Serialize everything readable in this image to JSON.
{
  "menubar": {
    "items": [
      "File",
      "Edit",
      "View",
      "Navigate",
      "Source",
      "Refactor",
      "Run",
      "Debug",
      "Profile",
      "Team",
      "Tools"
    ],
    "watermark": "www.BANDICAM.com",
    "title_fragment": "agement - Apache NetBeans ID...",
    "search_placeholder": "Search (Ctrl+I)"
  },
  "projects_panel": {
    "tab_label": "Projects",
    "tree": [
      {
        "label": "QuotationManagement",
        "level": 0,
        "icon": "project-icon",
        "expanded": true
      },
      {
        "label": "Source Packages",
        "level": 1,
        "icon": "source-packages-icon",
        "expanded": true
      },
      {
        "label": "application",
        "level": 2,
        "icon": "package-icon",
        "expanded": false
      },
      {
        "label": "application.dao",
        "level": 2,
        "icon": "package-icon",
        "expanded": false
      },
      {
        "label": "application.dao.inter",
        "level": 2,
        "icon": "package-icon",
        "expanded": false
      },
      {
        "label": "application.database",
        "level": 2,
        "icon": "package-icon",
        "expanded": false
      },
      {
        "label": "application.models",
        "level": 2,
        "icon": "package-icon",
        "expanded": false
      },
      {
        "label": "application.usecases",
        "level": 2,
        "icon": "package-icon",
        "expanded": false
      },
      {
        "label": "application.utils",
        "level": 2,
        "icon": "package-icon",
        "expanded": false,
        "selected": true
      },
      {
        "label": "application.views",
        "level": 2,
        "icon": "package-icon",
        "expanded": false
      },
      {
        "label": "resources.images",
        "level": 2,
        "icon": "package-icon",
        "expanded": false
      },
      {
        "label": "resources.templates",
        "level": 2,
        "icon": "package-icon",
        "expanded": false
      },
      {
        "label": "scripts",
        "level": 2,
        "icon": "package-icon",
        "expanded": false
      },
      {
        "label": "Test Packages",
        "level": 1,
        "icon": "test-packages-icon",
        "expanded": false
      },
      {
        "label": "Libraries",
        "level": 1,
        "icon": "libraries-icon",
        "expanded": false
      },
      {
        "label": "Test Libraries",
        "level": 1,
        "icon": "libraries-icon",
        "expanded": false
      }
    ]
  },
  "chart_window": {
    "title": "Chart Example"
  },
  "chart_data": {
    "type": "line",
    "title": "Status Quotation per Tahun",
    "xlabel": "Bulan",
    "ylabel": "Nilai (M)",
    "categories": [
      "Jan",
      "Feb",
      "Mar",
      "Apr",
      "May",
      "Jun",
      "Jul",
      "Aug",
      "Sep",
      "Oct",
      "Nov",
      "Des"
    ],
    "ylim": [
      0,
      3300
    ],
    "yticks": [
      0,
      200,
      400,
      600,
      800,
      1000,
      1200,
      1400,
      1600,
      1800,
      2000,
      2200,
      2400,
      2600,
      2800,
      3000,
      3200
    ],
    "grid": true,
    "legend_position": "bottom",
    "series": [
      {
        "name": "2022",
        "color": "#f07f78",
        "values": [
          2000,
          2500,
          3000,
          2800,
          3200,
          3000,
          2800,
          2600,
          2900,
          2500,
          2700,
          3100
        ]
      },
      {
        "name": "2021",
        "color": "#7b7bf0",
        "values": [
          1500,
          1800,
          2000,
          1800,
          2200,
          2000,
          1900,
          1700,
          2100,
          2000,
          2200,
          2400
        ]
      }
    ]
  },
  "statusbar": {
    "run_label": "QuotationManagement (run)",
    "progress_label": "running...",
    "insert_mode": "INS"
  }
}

----------

* TASK
Extract all lines of the records above that include "QuotationManagement".

* TASK RESPONSE
        "label": "QuotationManagement",
    "run_label": "QuotationManagement (run)",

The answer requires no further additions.